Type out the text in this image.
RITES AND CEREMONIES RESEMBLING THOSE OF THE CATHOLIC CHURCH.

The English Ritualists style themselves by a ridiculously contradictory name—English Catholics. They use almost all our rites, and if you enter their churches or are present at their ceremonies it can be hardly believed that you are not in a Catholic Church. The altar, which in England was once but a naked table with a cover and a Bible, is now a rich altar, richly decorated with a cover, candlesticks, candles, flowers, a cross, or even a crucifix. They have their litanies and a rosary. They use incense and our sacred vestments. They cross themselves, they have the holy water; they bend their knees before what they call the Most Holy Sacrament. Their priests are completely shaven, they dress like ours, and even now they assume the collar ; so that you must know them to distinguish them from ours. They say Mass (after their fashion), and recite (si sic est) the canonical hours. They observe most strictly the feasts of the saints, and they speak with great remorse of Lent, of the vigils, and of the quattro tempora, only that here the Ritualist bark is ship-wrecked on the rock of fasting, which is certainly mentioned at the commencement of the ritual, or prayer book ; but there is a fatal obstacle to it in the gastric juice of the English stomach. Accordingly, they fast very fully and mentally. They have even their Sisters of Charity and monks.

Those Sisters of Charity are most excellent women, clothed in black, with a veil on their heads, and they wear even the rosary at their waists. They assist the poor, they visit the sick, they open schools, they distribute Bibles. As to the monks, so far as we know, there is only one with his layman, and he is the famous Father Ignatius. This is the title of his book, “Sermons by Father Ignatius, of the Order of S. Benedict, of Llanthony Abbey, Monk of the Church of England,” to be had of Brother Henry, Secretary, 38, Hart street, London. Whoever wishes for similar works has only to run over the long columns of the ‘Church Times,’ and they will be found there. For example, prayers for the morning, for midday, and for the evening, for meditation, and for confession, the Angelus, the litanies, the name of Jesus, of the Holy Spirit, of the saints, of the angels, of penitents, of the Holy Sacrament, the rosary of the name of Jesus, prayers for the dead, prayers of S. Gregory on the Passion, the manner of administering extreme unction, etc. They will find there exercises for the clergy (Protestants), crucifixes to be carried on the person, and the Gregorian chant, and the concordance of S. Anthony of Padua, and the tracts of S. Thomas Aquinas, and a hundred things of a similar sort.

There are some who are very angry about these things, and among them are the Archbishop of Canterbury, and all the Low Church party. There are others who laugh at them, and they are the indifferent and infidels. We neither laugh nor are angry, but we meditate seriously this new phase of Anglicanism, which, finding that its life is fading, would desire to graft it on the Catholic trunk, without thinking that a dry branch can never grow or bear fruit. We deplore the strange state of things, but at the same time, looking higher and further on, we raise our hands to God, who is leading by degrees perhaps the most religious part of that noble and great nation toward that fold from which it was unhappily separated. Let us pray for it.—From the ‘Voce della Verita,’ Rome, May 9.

:::

Aim
Print the material above once more, exactly.

Solved problem
Type out the text in this image.
RITES AND CEREMONIES RESEMBLING THOSE OF THE CATHOLIC CHURCH.

The English Ritualists style themselves by a ridiculously contradictory name—English Catholics. They use almost all our rites, and if you enter their churches or are present at their ceremonies it can be hardly believed that you are not in a Catholic Church. The altar, which in England was once but a naked table with a cover and a Bible, is now a rich altar, richly decorated with a cover, candlesticks, candles, flowers, a cross, or even a crucifix. They have their litanies and a rosary. They use incense and our sacred vestments. They cross themselves, they have the holy water; they bend their knees before what they call the Most Holy Sacrament. Their priests are completely shaven, they dress like ours, and even now they assume the collar ; so that you must know them to distinguish them from ours. They say Mass (after their fashion), and recite (si sic est) the canonical hours. They observe most strictly the feasts of the saints, and they speak with great remorse of Lent, of the vigils, and of the quattro tempora, only that here the Ritualist bark is ship-wrecked on the rock of fasting, which is certainly mentioned at the commencement of the ritual, or prayer book ; but there is a fatal obstacle to it in the gastric juice of the English stomach. Accordingly, they fast very fully and mentally. They have even their Sisters of Charity and monks.

Those Sisters of Charity are most excellent women, clothed in black, with a veil on their heads, and they wear even the rosary at their waists. They assist the poor, they visit the sick, they open schools, they distribute Bibles. As to the monks, so far as we know, there is only one with his layman, and he is the famous Father Ignatius. This is the title of his book, “Sermons by Father Ignatius, of the Order of S. Benedict, of Llanthony Abbey, Monk of the Church of England,” to be had of Brother Henry, Secretary, 38, Hart street, London. Whoever wishes for similar works has only to run over the long columns of the ‘Church Times,’ and they will be found there. For example, prayers for the morning, for midday, and for the evening, for meditation, and for confession, the Angelus, the litanies, the name of Jesus, of the Holy Spirit, of the saints, of the angels, of penitents, of the Holy Sacrament, the rosary of the name of Jesus, prayers for the dead, prayers of S. Gregory on the Passion, the manner of administering extreme unction, etc. They will find there exercises for the clergy (Protestants), crucifixes to be carried on the person, and the Gregorian chant, and the concordance of S. Anthony of Padua, and the tracts of S. Thomas Aquinas, and a hundred things of a similar sort.

There are some who are very angry about these things, and among them are the Archbishop of Canterbury, and all the Low Church party. There are others who laugh at them, and they are the indifferent and infidels. We neither laugh nor are angry, but we meditate seriously this new phase of Anglicanism, which, finding that its life is fading, would desire to graft it on the Catholic trunk, without thinking that a dry branch can never grow or bear fruit. We deplore the strange state of things, but at the same time, looking higher and further on, we raise our hands to God, who is leading by degrees perhaps the most religious part of that noble and great nation toward that fold from which it was unhappily separated. Let us pray for it.—From the ‘Voce della Verita,’ Rome, May 9.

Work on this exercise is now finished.